## [Task instructions]
Your answer should be a single number: how many lines in the data below hold the string "marker".

Begin Data listing

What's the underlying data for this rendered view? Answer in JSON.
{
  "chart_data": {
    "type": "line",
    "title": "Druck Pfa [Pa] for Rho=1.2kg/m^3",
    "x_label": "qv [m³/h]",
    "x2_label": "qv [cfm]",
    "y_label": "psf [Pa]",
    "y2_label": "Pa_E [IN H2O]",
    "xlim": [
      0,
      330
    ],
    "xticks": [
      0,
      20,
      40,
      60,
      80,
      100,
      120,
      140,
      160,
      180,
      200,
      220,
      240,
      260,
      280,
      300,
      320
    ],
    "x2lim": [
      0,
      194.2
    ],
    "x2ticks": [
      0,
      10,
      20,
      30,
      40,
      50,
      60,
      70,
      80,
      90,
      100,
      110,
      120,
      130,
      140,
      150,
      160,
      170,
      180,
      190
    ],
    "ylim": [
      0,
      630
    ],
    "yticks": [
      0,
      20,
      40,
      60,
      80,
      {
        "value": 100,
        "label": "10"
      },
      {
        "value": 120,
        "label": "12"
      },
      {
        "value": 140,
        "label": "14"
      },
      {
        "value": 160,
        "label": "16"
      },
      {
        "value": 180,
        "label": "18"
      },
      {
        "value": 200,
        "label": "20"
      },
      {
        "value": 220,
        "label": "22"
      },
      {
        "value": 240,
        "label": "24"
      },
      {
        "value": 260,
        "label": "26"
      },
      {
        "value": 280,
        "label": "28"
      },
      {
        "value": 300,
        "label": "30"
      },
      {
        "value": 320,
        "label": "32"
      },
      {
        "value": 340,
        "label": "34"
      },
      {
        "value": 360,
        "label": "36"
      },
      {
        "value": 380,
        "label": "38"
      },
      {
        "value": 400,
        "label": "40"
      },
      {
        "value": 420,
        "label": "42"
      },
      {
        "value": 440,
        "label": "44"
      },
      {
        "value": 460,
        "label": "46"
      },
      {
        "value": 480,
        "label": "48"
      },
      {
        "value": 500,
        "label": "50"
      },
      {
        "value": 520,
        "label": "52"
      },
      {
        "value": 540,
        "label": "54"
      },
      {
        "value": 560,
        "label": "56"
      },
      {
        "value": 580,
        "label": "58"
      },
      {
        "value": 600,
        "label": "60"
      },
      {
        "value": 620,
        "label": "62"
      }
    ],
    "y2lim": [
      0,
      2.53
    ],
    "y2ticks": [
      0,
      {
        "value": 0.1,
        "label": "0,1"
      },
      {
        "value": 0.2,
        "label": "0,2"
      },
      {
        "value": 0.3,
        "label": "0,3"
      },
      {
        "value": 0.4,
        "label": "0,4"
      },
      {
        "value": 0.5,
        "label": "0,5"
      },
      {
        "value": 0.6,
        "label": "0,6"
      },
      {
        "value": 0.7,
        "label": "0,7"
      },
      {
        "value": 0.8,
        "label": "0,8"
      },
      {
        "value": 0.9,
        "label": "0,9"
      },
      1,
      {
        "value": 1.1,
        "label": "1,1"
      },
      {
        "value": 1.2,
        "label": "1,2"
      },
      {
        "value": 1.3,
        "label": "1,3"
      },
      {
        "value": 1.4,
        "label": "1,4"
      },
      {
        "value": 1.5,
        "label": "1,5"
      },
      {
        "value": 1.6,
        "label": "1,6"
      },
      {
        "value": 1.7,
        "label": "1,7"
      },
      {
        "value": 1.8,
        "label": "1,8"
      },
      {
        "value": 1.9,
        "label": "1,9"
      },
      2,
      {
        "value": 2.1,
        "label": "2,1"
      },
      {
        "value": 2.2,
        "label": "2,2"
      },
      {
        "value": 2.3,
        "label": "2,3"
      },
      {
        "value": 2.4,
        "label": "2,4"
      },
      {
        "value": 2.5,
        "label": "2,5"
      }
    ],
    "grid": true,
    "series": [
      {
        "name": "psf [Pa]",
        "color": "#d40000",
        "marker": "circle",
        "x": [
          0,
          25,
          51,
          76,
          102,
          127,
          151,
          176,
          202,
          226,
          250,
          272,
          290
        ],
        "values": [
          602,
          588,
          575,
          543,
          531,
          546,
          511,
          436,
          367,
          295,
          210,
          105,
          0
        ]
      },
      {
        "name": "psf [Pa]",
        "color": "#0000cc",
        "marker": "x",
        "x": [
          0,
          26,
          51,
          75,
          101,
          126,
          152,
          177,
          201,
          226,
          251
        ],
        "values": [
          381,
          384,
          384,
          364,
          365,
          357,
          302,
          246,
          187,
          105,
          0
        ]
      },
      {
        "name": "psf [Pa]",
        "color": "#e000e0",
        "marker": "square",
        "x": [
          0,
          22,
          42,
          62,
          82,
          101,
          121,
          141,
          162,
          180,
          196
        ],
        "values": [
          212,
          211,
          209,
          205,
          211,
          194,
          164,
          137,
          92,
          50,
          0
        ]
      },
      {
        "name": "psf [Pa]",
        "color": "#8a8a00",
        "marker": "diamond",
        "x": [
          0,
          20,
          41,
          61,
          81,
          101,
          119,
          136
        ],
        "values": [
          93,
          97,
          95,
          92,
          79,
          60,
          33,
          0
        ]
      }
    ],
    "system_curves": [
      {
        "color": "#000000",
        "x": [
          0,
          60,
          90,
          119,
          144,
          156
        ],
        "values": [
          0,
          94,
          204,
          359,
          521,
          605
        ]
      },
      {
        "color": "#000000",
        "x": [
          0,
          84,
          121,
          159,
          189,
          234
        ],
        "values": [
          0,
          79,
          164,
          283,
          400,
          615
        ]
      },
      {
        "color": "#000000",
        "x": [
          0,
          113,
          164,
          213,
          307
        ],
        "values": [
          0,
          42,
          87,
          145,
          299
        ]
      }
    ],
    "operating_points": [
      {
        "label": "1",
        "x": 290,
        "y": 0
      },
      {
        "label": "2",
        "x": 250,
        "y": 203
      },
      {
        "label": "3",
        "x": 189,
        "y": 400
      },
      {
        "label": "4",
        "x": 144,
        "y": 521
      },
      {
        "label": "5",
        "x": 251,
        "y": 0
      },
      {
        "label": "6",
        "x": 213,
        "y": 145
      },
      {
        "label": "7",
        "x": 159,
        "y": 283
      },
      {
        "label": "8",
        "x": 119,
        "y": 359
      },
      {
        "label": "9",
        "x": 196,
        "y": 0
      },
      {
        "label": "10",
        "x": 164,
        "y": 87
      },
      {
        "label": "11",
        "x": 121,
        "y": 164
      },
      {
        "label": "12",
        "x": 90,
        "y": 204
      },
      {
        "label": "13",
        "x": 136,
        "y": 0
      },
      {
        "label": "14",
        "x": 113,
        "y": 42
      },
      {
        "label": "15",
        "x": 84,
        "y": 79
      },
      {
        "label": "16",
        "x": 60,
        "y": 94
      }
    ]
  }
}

End Data listing

## [The response]
4